### Material provided

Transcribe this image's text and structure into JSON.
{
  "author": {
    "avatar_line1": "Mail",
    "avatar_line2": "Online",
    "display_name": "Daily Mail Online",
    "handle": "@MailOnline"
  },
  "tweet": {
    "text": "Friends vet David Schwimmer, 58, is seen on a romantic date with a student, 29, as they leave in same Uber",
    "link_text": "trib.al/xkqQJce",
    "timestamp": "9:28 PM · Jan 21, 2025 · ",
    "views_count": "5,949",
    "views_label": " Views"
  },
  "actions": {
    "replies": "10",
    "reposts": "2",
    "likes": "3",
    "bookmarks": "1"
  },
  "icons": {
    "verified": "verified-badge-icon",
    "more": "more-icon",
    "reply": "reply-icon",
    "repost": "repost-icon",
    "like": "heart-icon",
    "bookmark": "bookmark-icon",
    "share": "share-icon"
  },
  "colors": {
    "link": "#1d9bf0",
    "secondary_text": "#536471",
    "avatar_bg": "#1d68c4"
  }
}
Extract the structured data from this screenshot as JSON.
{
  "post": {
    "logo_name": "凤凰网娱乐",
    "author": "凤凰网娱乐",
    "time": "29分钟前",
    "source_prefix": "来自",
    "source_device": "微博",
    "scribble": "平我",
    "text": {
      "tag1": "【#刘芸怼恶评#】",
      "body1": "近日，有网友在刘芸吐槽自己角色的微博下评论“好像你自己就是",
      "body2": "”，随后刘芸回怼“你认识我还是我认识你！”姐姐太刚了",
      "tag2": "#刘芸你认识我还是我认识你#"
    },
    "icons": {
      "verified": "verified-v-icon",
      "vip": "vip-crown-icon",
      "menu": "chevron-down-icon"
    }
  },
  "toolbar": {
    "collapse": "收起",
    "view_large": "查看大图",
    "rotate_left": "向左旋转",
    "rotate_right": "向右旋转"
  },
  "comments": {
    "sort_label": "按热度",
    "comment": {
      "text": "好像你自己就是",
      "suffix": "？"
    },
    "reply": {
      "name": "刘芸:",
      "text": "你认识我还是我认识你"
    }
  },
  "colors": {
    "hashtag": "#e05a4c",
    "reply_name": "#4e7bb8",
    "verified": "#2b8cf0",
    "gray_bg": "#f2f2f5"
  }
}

######

Objective:
What is the number of lines in the listing above that contain the string "verified"? Give only the number.

Response:
3